- _Task objective_:
Listed below are entries; give the number of lines among them that include "frac", and only that number.
* START Dataset content *
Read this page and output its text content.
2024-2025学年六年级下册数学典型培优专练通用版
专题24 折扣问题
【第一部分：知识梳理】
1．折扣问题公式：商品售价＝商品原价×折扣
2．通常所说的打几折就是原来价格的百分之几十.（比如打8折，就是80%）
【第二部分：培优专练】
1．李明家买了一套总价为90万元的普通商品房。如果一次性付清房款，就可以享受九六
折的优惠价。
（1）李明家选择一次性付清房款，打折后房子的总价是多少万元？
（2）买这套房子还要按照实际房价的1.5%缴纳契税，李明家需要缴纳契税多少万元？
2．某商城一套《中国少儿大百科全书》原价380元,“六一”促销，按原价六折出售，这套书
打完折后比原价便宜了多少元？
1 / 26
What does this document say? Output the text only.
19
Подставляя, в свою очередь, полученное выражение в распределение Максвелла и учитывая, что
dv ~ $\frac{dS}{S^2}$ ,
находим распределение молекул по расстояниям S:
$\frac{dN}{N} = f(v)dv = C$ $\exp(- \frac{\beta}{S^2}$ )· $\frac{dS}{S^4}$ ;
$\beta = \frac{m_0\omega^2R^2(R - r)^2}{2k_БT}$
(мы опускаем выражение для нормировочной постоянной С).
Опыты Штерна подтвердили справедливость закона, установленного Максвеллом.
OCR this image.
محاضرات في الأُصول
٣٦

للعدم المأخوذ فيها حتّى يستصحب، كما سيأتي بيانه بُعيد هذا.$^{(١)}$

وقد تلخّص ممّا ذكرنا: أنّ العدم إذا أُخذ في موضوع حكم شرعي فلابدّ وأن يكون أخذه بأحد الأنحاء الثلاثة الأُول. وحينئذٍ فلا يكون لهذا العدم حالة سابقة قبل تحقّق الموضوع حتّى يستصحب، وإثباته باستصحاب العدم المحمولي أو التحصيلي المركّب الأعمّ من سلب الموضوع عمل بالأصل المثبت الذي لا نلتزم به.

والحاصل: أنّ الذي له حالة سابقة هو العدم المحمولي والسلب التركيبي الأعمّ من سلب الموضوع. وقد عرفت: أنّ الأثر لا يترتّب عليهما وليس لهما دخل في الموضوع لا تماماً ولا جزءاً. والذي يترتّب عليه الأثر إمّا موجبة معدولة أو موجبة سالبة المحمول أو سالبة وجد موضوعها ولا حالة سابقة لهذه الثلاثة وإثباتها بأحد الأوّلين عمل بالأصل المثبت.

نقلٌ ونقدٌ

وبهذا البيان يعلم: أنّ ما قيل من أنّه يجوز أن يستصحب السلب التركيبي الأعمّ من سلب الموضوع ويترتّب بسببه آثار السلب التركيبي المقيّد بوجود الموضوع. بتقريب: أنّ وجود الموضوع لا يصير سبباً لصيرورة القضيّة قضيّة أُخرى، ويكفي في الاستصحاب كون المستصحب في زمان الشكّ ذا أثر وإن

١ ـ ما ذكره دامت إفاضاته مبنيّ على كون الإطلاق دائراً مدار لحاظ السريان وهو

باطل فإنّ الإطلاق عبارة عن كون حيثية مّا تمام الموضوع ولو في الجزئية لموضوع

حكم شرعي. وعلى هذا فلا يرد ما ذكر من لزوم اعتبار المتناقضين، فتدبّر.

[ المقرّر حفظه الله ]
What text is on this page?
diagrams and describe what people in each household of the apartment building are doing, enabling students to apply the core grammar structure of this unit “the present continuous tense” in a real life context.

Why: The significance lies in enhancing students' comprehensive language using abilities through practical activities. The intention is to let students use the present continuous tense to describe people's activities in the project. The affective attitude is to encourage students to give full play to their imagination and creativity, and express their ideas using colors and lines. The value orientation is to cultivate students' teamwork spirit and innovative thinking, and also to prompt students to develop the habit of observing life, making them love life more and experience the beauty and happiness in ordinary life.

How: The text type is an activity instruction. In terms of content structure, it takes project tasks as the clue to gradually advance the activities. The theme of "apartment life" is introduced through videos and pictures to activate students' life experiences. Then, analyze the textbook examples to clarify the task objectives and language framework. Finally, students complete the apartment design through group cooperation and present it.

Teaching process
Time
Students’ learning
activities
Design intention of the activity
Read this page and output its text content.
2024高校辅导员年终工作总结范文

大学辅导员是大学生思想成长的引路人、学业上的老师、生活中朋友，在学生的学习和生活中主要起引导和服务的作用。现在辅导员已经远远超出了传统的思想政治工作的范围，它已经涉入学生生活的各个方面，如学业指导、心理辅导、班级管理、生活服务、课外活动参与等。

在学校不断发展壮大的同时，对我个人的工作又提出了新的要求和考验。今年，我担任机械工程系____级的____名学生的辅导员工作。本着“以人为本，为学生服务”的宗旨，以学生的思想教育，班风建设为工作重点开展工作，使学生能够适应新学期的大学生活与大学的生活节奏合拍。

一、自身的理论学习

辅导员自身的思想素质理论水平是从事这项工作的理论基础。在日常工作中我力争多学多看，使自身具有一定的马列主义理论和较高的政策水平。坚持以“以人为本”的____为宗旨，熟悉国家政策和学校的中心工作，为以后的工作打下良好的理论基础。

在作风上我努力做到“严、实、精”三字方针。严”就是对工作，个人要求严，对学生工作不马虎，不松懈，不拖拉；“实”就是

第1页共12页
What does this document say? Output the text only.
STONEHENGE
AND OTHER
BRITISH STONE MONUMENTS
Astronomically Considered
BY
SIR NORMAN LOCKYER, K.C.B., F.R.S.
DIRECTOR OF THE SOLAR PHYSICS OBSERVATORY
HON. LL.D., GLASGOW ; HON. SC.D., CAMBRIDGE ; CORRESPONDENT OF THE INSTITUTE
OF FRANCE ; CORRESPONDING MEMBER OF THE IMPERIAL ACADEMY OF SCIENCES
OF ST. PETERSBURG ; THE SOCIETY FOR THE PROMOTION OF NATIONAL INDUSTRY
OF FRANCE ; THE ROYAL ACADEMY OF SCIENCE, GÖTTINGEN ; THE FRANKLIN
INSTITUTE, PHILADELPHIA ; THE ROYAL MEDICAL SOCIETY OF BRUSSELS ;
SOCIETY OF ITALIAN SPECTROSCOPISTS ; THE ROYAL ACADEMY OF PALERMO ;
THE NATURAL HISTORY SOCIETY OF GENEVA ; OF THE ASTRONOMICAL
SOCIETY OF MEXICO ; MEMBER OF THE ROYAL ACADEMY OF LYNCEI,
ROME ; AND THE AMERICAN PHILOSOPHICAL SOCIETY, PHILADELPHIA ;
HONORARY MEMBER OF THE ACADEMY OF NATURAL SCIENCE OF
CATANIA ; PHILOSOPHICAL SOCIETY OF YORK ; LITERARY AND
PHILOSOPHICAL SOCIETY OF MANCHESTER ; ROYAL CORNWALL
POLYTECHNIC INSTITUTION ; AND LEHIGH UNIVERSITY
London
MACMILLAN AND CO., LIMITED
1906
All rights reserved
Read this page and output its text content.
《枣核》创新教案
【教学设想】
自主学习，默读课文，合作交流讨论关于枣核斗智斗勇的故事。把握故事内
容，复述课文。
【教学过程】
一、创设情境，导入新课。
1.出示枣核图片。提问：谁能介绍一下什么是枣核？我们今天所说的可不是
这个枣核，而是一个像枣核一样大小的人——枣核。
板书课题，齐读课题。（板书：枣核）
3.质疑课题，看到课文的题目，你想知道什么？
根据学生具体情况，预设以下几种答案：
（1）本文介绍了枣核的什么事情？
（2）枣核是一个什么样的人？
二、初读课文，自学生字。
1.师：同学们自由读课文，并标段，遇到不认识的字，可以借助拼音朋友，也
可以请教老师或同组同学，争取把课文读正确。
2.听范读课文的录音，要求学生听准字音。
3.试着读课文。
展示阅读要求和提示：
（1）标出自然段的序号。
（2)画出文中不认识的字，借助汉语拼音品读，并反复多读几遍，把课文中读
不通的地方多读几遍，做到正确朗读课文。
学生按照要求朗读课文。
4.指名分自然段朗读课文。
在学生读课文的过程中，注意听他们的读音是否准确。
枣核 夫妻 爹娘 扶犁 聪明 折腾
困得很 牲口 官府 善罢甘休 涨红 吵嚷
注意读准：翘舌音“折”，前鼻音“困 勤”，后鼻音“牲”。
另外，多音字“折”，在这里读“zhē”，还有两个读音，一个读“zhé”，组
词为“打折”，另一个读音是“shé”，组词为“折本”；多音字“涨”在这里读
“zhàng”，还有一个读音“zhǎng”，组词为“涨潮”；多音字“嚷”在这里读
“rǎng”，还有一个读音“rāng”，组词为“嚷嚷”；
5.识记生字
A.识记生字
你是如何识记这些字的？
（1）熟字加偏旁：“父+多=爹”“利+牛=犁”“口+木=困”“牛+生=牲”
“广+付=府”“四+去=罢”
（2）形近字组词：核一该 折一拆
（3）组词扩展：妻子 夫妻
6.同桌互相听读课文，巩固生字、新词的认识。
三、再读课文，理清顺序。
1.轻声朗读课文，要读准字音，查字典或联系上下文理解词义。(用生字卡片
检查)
* END Dataset content *
- _Task output_:
3